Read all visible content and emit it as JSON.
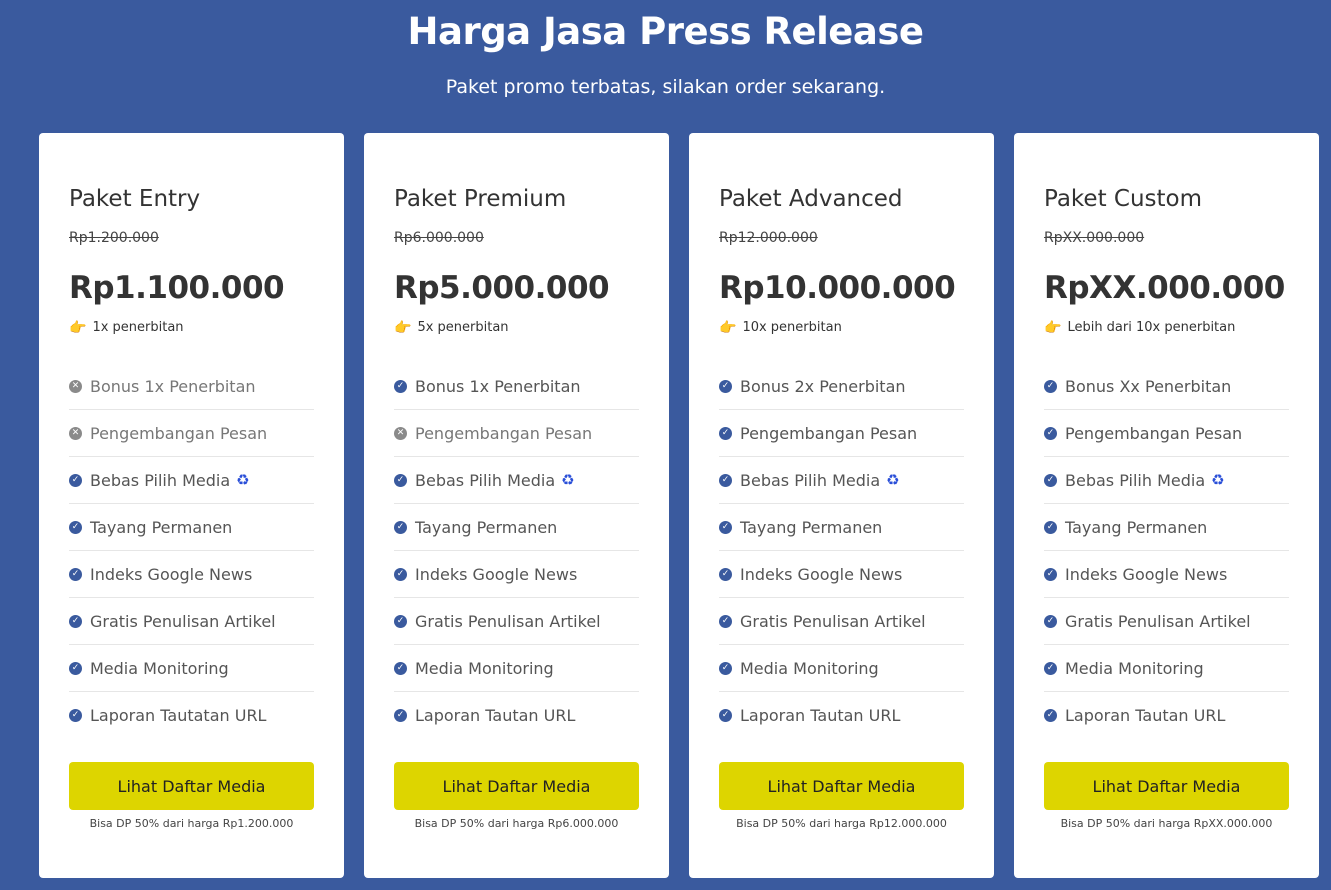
{
  "header": {
    "title": "Harga Jasa Press Release",
    "subtitle": "Paket promo terbatas, silakan order sekarang."
  },
  "colors": {
    "background": "#3a5a9e",
    "button": "#ddd500",
    "check": "#3a5a9e",
    "cross": "#8a8a8a"
  },
  "cards": [
    {
      "name": "Paket Entry",
      "old_price": "Rp1.200.000",
      "price": "Rp1.100.000",
      "publications": "1x penerbitan",
      "features": [
        {
          "label": "Bonus 1x Penerbitan",
          "included": false
        },
        {
          "label": "Pengembangan Pesan",
          "included": false
        },
        {
          "label": "Bebas Pilih Media",
          "included": true,
          "icon": "recycle-icon"
        },
        {
          "label": "Tayang Permanen",
          "included": true
        },
        {
          "label": "Indeks Google News",
          "included": true
        },
        {
          "label": "Gratis Penulisan Artikel",
          "included": true
        },
        {
          "label": "Media Monitoring",
          "included": true
        },
        {
          "label": "Laporan Tautatan URL",
          "included": true
        }
      ],
      "button": "Lihat Daftar Media",
      "dp_note": "Bisa DP 50% dari harga Rp1.200.000"
    },
    {
      "name": "Paket Premium",
      "old_price": "Rp6.000.000",
      "price": "Rp5.000.000",
      "publications": "5x penerbitan",
      "features": [
        {
          "label": "Bonus 1x Penerbitan",
          "included": true
        },
        {
          "label": "Pengembangan Pesan",
          "included": false
        },
        {
          "label": "Bebas Pilih Media",
          "included": true,
          "icon": "recycle-icon"
        },
        {
          "label": "Tayang Permanen",
          "included": true
        },
        {
          "label": "Indeks Google News",
          "included": true
        },
        {
          "label": "Gratis Penulisan Artikel",
          "included": true
        },
        {
          "label": "Media Monitoring",
          "included": true
        },
        {
          "label": "Laporan Tautan URL",
          "included": true
        }
      ],
      "button": "Lihat Daftar Media",
      "dp_note": "Bisa DP 50% dari harga Rp6.000.000"
    },
    {
      "name": "Paket Advanced",
      "old_price": "Rp12.000.000",
      "price": "Rp10.000.000",
      "publications": "10x penerbitan",
      "features": [
        {
          "label": "Bonus 2x Penerbitan",
          "included": true
        },
        {
          "label": "Pengembangan Pesan",
          "included": true
        },
        {
          "label": "Bebas Pilih Media",
          "included": true,
          "icon": "recycle-icon"
        },
        {
          "label": "Tayang Permanen",
          "included": true
        },
        {
          "label": "Indeks Google News",
          "included": true
        },
        {
          "label": "Gratis Penulisan Artikel",
          "included": true
        },
        {
          "label": "Media Monitoring",
          "included": true
        },
        {
          "label": "Laporan Tautan URL",
          "included": true
        }
      ],
      "button": "Lihat Daftar Media",
      "dp_note": "Bisa DP 50% dari harga Rp12.000.000"
    },
    {
      "name": "Paket Custom",
      "old_price": "RpXX.000.000",
      "price": "RpXX.000.000",
      "publications": "Lebih dari 10x penerbitan",
      "features": [
        {
          "label": "Bonus Xx Penerbitan",
          "included": true
        },
        {
          "label": "Pengembangan Pesan",
          "included": true
        },
        {
          "label": "Bebas Pilih Media",
          "included": true,
          "icon": "recycle-icon"
        },
        {
          "label": "Tayang Permanen",
          "included": true
        },
        {
          "label": "Indeks Google News",
          "included": true
        },
        {
          "label": "Gratis Penulisan Artikel",
          "included": true
        },
        {
          "label": "Media Monitoring",
          "included": true
        },
        {
          "label": "Laporan Tautan URL",
          "included": true
        }
      ],
      "button": "Lihat Daftar Media",
      "dp_note": "Bisa DP 50% dari harga RpXX.000.000"
    }
  ]
}
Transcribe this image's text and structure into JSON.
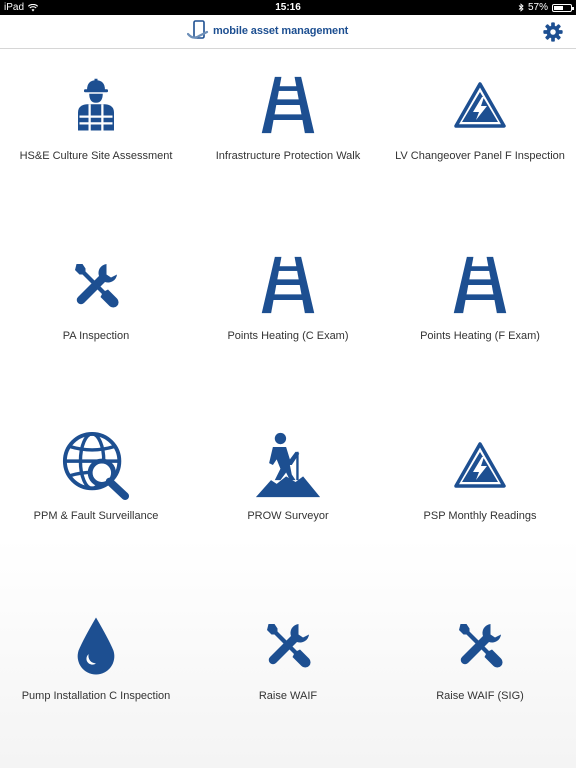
{
  "status": {
    "device": "iPad",
    "time": "15:16",
    "battery": "57%",
    "battery_level": 0.57
  },
  "header": {
    "brand": "mobile asset management",
    "settings_icon": "gear-icon"
  },
  "colors": {
    "primary": "#1d4f91",
    "text": "#333333"
  },
  "tiles": [
    {
      "label": "HS&E Culture Site Assessment",
      "icon": "worker-icon"
    },
    {
      "label": "Infrastructure Protection Walk",
      "icon": "railway-track-icon"
    },
    {
      "label": "LV Changeover Panel F Inspection",
      "icon": "high-voltage-icon"
    },
    {
      "label": "PA Inspection",
      "icon": "tools-icon"
    },
    {
      "label": "Points Heating (C Exam)",
      "icon": "railway-track-icon"
    },
    {
      "label": "Points Heating (F Exam)",
      "icon": "railway-track-icon"
    },
    {
      "label": "PPM & Fault Surveillance",
      "icon": "globe-search-icon"
    },
    {
      "label": "PROW Surveyor",
      "icon": "hiker-icon"
    },
    {
      "label": "PSP Monthly Readings",
      "icon": "high-voltage-icon"
    },
    {
      "label": "Pump Installation C Inspection",
      "icon": "water-drop-icon"
    },
    {
      "label": "Raise WAIF",
      "icon": "tools-icon"
    },
    {
      "label": "Raise WAIF (SIG)",
      "icon": "tools-icon"
    }
  ]
}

-=-=-

GIVEN REQUEST: Identify each line in the records above containing the word "Exam"; copy those lines.

FINISHED EXERCISE:
      "label": "Points Heating (C Exam)",
      "label": "Points Heating (F Exam)",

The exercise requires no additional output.